**PROBLEM STATEMENT**: The number of lines below holding the string "Entscheidung" is the only answer wanted.

========================

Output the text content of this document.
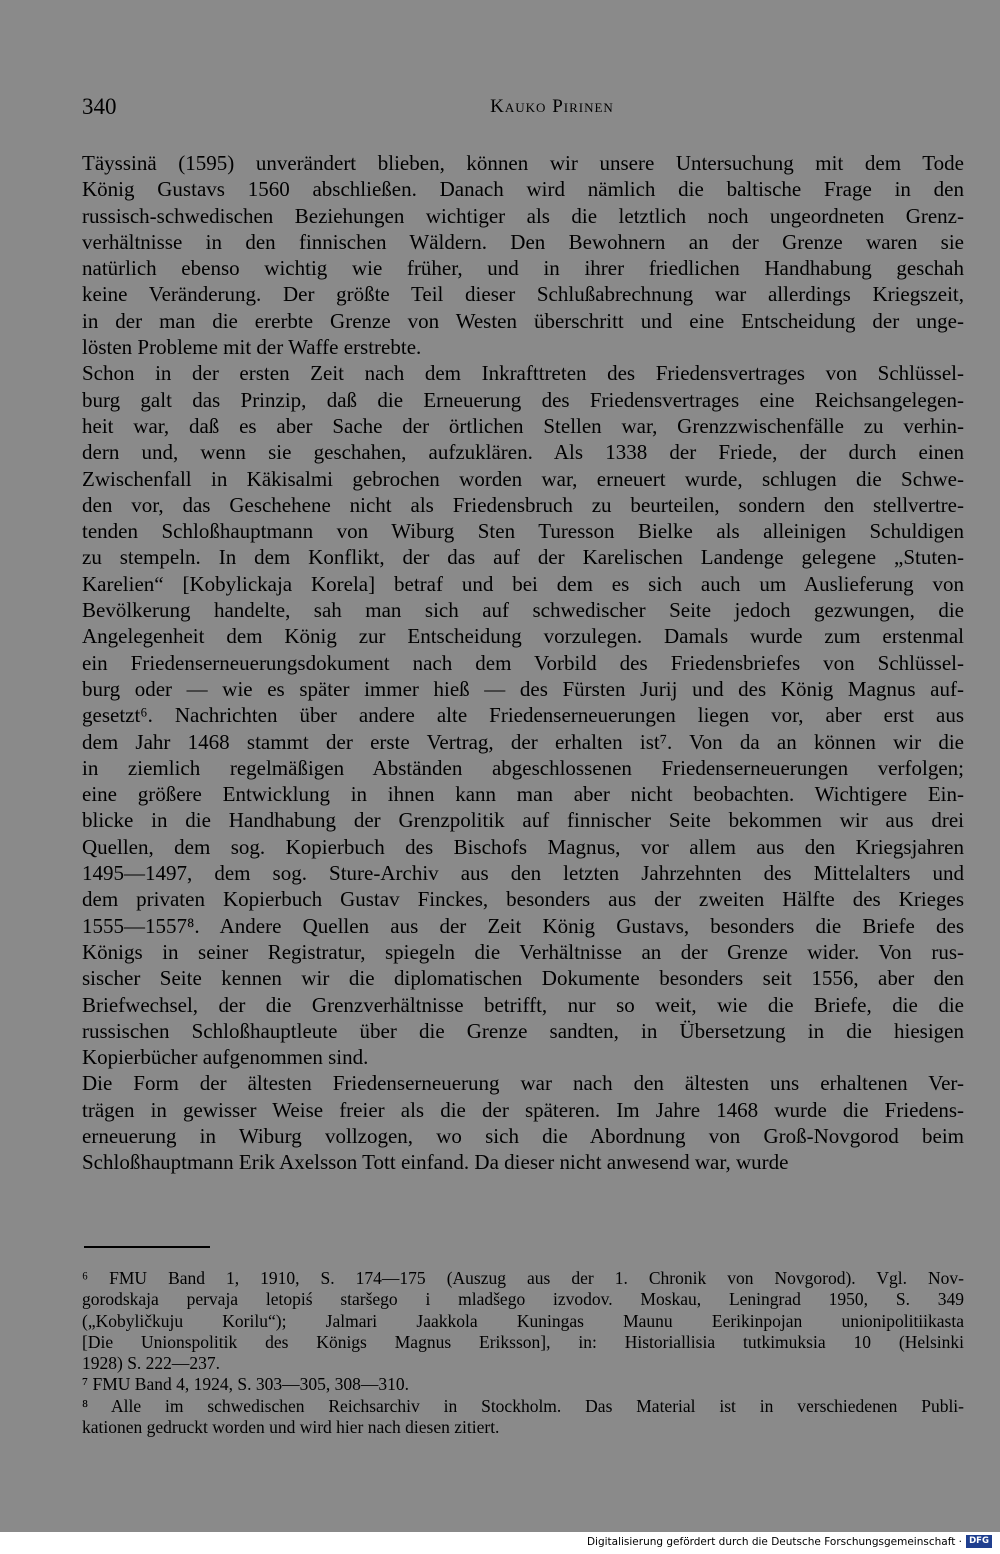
340	Kauko Pirinen
Täyssinä (1595) unverändert blieben, können wir unsere Untersuchung mit dem Tode
König Gustavs 1560 abschließen. Danach wird nämlich die baltische Frage in den
russisch-schwedischen Beziehungen wichtiger als die letztlich noch ungeordneten Grenz-
verhältnisse in den finnischen Wäldern. Den Bewohnern an der Grenze waren sie
natürlich ebenso wichtig wie früher, und in ihrer friedlichen Handhabung geschah
keine Veränderung. Der größte Teil dieser Schlußabrechnung war allerdings Kriegszeit,
in der man die ererbte Grenze von Westen überschritt und eine Entscheidung der unge-
lösten Probleme mit der Waffe erstrebte.
Schon in der ersten Zeit nach dem Inkrafttreten des Friedensvertrages von Schlüssel-
burg galt das Prinzip, daß die Erneuerung des Friedensvertrages eine Reichsangelegen-
heit war, daß es aber Sache der örtlichen Stellen war, Grenzzwischenfälle zu verhin-
dern und, wenn sie geschahen, aufzuklären. Als 1338 der Friede, der durch einen
Zwischenfall in Käkisalmi gebrochen worden war, erneuert wurde, schlugen die Schwe-
den vor, das Geschehene nicht als Friedensbruch zu beurteilen, sondern den stellvertre-
tenden Schloßhauptmann von Wiburg Sten Turesson Bielke als alleinigen Schuldigen
zu stempeln. In dem Konflikt, der das auf der Karelischen Landenge gelegene „Stuten-
Karelien“ [Kobylickaja Korela] betraf und bei dem es sich auch um Auslieferung von
Bevölkerung handelte, sah man sich auf schwedischer Seite jedoch gezwungen, die
Angelegenheit dem König zur Entscheidung vorzulegen. Damals wurde zum erstenmal
ein Friedenserneuerungsdokument nach dem Vorbild des Friedensbriefes von Schlüssel-
burg oder — wie es später immer hieß — des Fürsten Jurij und des König Magnus auf-
gesetzt⁶. Nachrichten über andere alte Friedenserneuerungen liegen vor, aber erst aus
dem Jahr 1468 stammt der erste Vertrag, der erhalten ist⁷. Von da an können wir die
in ziemlich regelmäßigen Abständen abgeschlossenen Friedenserneuerungen verfolgen;
eine größere Entwicklung in ihnen kann man aber nicht beobachten. Wichtigere Ein-
blicke in die Handhabung der Grenzpolitik auf finnischer Seite bekommen wir aus drei
Quellen, dem sog. Kopierbuch des Bischofs Magnus, vor allem aus den Kriegsjahren
1495—1497, dem sog. Sture-Archiv aus den letzten Jahrzehnten des Mittelalters und
dem privaten Kopierbuch Gustav Finckes, besonders aus der zweiten Hälfte des Krieges
1555—1557⁸. Andere Quellen aus der Zeit König Gustavs, besonders die Briefe des
Königs in seiner Registratur, spiegeln die Verhältnisse an der Grenze wider. Von rus-
sischer Seite kennen wir die diplomatischen Dokumente besonders seit 1556, aber den
Briefwechsel, der die Grenzverhältnisse betrifft, nur so weit, wie die Briefe, die die
russischen Schloßhauptleute über die Grenze sandten, in Übersetzung in die hiesigen
Kopierbücher aufgenommen sind.
Die Form der ältesten Friedenserneuerung war nach den ältesten uns erhaltenen Ver-
trägen in gewisser Weise freier als die der späteren. Im Jahre 1468 wurde die Friedens-
erneuerung in Wiburg vollzogen, wo sich die Abordnung von Groß-Novgorod beim
Schloßhauptmann Erik Axelsson Tott einfand. Da dieser nicht anwesend war, wurde
⁶ FMU Band 1, 1910, S. 174—175 (Auszug aus der 1. Chronik von Novgorod). Vgl. Nov-
gorodskaja pervaja letopiś staršego i mladšego izvodov. Moskau, Leningrad 1950, S. 349
(„Kobyličkuju Korilu“); Jalmari Jaakkola Kuningas Maunu Eerikinpojan unionipolitiikasta
[Die Unionspolitik des Königs Magnus Eriksson], in: Historiallisia tutkimuksia 10 (Helsinki
1928) S. 222—237.
⁷ FMU Band 4, 1924, S. 303—305, 308—310.
⁸ Alle im schwedischen Reichsarchiv in Stockholm. Das Material ist in verschiedenen Publi-
kationen gedruckt worden und wird hier nach diesen zitiert.
Digitalisierung gefördert durch die Deutsche Forschungsgemeinschaft · DFG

========================

**YOUR SOLUTION**: 2